**WHAT IS NEEDED**. Return the number of lines that contain the word "name", and return nothing else.

**RECORDS PROVIDED**.
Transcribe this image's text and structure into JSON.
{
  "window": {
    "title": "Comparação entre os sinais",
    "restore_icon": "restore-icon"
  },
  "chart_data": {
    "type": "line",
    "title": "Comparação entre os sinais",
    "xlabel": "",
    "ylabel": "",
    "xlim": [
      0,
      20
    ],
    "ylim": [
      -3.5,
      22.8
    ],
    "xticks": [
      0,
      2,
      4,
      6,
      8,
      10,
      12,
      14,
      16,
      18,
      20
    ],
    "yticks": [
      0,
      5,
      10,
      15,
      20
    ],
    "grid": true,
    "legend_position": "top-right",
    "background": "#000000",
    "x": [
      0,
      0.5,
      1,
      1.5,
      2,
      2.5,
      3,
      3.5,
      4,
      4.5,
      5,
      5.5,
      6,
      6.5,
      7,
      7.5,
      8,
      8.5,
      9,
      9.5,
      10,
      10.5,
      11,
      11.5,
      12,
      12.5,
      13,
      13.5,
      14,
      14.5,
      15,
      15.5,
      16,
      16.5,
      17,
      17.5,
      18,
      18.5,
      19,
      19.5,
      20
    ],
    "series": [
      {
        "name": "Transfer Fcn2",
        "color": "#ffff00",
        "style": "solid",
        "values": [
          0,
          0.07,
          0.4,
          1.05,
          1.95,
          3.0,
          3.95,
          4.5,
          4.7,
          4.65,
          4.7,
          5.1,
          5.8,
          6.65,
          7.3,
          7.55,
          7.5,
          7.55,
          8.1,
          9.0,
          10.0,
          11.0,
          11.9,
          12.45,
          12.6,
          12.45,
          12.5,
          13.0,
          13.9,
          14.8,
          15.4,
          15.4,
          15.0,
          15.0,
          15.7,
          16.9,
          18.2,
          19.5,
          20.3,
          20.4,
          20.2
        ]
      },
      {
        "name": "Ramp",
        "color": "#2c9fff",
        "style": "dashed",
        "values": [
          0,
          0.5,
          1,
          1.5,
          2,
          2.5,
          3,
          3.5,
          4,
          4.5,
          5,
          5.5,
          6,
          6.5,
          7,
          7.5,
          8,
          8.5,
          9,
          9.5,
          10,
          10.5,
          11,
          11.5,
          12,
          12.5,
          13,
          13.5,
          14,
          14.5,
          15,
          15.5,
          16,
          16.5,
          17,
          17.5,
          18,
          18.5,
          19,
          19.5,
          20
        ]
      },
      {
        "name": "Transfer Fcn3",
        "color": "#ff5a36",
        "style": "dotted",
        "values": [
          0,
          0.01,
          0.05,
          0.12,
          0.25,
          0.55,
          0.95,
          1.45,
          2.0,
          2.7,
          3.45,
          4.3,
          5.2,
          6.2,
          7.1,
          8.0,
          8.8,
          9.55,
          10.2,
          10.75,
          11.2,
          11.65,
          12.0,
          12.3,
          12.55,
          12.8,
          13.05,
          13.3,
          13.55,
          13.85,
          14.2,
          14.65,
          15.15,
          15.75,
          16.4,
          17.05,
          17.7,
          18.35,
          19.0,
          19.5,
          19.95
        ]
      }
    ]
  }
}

**COMPLETED TASK**. 3